- **Task to carry out**
Transcribe the data exactly.

+++ Record set

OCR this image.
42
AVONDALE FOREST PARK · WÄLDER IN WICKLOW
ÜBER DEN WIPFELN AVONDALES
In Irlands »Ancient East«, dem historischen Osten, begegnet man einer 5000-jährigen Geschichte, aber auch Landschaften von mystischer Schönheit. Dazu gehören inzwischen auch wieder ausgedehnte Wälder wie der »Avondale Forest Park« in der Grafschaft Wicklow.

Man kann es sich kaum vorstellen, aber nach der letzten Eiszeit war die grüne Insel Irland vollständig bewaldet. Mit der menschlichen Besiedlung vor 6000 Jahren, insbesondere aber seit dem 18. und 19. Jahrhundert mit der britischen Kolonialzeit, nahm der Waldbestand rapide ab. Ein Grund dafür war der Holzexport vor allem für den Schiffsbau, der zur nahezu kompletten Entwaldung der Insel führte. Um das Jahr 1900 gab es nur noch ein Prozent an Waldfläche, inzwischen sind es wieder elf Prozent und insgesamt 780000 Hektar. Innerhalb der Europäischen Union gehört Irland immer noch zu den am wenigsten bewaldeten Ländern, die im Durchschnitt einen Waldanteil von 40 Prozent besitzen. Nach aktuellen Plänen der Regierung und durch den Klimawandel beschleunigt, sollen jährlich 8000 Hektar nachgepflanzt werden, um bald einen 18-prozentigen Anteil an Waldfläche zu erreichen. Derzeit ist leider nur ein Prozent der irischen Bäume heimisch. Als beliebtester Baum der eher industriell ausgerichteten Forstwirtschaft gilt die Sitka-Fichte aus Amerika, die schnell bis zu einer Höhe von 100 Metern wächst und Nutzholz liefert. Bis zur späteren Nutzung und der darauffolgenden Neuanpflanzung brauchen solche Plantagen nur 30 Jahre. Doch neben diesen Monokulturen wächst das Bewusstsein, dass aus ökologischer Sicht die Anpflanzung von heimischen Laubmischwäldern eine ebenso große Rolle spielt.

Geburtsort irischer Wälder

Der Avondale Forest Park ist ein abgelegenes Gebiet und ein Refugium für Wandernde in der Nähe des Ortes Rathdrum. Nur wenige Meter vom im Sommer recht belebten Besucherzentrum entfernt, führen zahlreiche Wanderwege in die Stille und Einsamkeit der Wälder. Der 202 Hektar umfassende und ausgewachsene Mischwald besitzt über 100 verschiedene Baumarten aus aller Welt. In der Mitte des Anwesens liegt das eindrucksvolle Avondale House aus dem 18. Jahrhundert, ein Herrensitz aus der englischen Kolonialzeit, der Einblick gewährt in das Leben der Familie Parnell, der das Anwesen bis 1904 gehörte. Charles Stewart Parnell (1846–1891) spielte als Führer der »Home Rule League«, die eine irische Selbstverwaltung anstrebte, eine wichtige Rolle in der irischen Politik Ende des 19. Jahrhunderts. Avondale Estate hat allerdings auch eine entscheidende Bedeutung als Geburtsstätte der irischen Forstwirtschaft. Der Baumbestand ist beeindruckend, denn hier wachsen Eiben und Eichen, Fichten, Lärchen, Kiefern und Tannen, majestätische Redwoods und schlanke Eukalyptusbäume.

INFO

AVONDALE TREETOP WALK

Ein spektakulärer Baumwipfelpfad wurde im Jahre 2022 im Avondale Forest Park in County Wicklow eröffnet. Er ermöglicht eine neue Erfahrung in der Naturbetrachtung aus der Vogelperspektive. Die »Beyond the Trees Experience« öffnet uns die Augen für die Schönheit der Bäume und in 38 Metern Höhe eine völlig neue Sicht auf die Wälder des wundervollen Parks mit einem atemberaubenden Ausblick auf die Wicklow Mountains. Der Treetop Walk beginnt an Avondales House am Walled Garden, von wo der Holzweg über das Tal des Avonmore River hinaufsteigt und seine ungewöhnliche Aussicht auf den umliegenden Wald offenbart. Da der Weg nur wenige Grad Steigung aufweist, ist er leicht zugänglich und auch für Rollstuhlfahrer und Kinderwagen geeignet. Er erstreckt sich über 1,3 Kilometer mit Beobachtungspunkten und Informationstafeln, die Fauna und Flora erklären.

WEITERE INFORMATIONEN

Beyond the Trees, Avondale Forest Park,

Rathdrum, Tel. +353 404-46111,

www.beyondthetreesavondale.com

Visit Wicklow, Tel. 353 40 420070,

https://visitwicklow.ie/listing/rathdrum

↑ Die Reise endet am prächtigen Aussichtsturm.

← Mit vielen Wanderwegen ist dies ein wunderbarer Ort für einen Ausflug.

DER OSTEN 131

++++++

- **Exercise result**
OCR this image.
42
AVONDALE FOREST PARK · WÄLDER IN WICKLOW
ÜBER DEN WIPFELN AVONDALES
In Irlands »Ancient East«, dem historischen Osten, begegnet man einer 5000-jährigen Geschichte, aber auch Landschaften von mystischer Schönheit. Dazu gehören inzwischen auch wieder ausgedehnte Wälder wie der »Avondale Forest Park« in der Grafschaft Wicklow.

Man kann es sich kaum vorstellen, aber nach der letzten Eiszeit war die grüne Insel Irland vollständig bewaldet. Mit der menschlichen Besiedlung vor 6000 Jahren, insbesondere aber seit dem 18. und 19. Jahrhundert mit der britischen Kolonialzeit, nahm der Waldbestand rapide ab. Ein Grund dafür war der Holzexport vor allem für den Schiffsbau, der zur nahezu kompletten Entwaldung der Insel führte. Um das Jahr 1900 gab es nur noch ein Prozent an Waldfläche, inzwischen sind es wieder elf Prozent und insgesamt 780000 Hektar. Innerhalb der Europäischen Union gehört Irland immer noch zu den am wenigsten bewaldeten Ländern, die im Durchschnitt einen Waldanteil von 40 Prozent besitzen. Nach aktuellen Plänen der Regierung und durch den Klimawandel beschleunigt, sollen jährlich 8000 Hektar nachgepflanzt werden, um bald einen 18-prozentigen Anteil an Waldfläche zu erreichen. Derzeit ist leider nur ein Prozent der irischen Bäume heimisch. Als beliebtester Baum der eher industriell ausgerichteten Forstwirtschaft gilt die Sitka-Fichte aus Amerika, die schnell bis zu einer Höhe von 100 Metern wächst und Nutzholz liefert. Bis zur späteren Nutzung und der darauffolgenden Neuanpflanzung brauchen solche Plantagen nur 30 Jahre. Doch neben diesen Monokulturen wächst das Bewusstsein, dass aus ökologischer Sicht die Anpflanzung von heimischen Laubmischwäldern eine ebenso große Rolle spielt.

Geburtsort irischer Wälder

Der Avondale Forest Park ist ein abgelegenes Gebiet und ein Refugium für Wandernde in der Nähe des Ortes Rathdrum. Nur wenige Meter vom im Sommer recht belebten Besucherzentrum entfernt, führen zahlreiche Wanderwege in die Stille und Einsamkeit der Wälder. Der 202 Hektar umfassende und ausgewachsene Mischwald besitzt über 100 verschiedene Baumarten aus aller Welt. In der Mitte des Anwesens liegt das eindrucksvolle Avondale House aus dem 18. Jahrhundert, ein Herrensitz aus der englischen Kolonialzeit, der Einblick gewährt in das Leben der Familie Parnell, der das Anwesen bis 1904 gehörte. Charles Stewart Parnell (1846–1891) spielte als Führer der »Home Rule League«, die eine irische Selbstverwaltung anstrebte, eine wichtige Rolle in der irischen Politik Ende des 19. Jahrhunderts. Avondale Estate hat allerdings auch eine entscheidende Bedeutung als Geburtsstätte der irischen Forstwirtschaft. Der Baumbestand ist beeindruckend, denn hier wachsen Eiben und Eichen, Fichten, Lärchen, Kiefern und Tannen, majestätische Redwoods und schlanke Eukalyptusbäume.

INFO

AVONDALE TREETOP WALK

Ein spektakulärer Baumwipfelpfad wurde im Jahre 2022 im Avondale Forest Park in County Wicklow eröffnet. Er ermöglicht eine neue Erfahrung in der Naturbetrachtung aus der Vogelperspektive. Die »Beyond the Trees Experience« öffnet uns die Augen für die Schönheit der Bäume und in 38 Metern Höhe eine völlig neue Sicht auf die Wälder des wundervollen Parks mit einem atemberaubenden Ausblick auf die Wicklow Mountains. Der Treetop Walk beginnt an Avondales House am Walled Garden, von wo der Holzweg über das Tal des Avonmore River hinaufsteigt und seine ungewöhnliche Aussicht auf den umliegenden Wald offenbart. Da der Weg nur wenige Grad Steigung aufweist, ist er leicht zugänglich und auch für Rollstuhlfahrer und Kinderwagen geeignet. Er erstreckt sich über 1,3 Kilometer mit Beobachtungspunkten und Informationstafeln, die Fauna und Flora erklären.

WEITERE INFORMATIONEN

Beyond the Trees, Avondale Forest Park,

Rathdrum, Tel. +353 404-46111,

www.beyondthetreesavondale.com

Visit Wicklow, Tel. 353 40 420070,

https://visitwicklow.ie/listing/rathdrum

↑ Die Reise endet am prächtigen Aussichtsturm.

← Mit vielen Wanderwegen ist dies ein wunderbarer Ort für einen Ausflug.

DER OSTEN 131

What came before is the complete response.